- What to work on:
Find the word "restore" below. Copy each line that has it.

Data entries
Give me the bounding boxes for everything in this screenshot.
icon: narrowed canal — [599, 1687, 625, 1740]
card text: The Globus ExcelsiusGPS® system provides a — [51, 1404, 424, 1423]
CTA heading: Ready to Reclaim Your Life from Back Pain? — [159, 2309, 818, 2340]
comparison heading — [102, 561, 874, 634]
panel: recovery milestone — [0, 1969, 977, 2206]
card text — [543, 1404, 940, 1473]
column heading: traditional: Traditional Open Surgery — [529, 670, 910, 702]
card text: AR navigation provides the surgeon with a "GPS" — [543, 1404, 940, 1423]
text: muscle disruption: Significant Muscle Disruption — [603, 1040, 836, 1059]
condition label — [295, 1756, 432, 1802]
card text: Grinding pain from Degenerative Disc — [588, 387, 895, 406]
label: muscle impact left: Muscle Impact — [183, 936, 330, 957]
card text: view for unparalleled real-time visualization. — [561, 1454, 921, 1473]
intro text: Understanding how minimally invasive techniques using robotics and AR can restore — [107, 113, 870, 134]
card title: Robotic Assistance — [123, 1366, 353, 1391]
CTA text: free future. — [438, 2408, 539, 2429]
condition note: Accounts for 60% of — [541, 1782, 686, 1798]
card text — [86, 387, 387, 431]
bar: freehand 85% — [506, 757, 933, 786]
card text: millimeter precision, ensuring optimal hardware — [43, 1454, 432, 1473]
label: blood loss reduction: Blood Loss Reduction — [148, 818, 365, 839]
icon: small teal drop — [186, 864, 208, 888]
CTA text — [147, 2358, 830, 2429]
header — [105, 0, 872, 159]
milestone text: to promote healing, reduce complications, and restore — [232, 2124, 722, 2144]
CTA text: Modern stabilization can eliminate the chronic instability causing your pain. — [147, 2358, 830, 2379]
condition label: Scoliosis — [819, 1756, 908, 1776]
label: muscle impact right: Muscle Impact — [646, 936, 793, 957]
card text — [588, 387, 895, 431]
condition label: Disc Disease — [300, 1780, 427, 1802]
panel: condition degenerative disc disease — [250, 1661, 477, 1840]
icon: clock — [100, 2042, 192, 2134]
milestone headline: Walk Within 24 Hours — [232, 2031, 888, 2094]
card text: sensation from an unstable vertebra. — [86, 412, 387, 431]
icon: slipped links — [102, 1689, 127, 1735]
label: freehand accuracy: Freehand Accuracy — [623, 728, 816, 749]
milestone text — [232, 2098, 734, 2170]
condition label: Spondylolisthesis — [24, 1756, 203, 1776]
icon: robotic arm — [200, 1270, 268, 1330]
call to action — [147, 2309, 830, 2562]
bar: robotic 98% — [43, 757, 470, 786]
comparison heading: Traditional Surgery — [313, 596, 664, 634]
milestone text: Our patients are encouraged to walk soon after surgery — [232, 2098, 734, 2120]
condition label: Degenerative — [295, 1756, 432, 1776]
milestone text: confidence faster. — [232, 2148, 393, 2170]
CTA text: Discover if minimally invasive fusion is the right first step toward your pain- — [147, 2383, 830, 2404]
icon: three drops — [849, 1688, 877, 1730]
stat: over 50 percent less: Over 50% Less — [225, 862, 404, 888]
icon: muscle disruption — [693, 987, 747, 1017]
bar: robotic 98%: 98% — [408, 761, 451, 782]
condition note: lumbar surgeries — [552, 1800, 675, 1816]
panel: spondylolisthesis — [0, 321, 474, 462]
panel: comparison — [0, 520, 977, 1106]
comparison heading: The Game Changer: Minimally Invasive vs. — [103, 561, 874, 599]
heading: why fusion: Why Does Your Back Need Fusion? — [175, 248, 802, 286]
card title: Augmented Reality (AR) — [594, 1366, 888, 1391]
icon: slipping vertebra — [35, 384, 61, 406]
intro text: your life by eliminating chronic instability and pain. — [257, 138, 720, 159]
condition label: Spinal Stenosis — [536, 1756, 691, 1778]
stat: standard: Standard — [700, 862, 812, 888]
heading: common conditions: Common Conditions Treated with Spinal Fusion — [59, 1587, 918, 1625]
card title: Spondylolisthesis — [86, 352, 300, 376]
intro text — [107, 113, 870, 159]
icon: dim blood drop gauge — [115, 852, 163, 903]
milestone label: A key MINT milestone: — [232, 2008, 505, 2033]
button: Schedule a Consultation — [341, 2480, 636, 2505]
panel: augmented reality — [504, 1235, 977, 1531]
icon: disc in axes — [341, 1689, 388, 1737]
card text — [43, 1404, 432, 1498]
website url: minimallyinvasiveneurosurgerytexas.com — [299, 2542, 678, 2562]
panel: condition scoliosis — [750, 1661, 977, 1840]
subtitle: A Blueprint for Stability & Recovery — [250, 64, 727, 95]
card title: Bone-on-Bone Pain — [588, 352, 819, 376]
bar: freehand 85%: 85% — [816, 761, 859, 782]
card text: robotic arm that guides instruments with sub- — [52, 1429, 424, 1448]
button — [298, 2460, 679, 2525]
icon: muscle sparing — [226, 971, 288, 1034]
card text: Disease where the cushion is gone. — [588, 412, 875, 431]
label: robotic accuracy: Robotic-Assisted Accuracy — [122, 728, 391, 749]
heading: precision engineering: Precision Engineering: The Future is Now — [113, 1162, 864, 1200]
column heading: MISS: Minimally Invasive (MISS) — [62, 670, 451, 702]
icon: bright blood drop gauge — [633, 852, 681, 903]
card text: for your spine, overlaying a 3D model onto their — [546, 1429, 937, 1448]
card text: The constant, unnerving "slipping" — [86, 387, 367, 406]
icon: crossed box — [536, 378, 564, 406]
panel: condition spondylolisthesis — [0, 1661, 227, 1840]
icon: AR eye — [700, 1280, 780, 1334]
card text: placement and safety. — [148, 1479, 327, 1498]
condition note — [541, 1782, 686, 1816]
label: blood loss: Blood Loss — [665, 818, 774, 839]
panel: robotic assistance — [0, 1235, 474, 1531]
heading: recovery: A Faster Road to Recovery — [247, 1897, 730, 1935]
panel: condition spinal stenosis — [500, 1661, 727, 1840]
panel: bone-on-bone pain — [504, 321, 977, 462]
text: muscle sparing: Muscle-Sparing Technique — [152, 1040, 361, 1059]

- Completed task:
intro text: Understanding how minimally invasive techniques using robotics and AR can restore — [107, 113, 870, 134]
milestone text: to promote healing, reduce complications, and restore — [232, 2124, 722, 2144]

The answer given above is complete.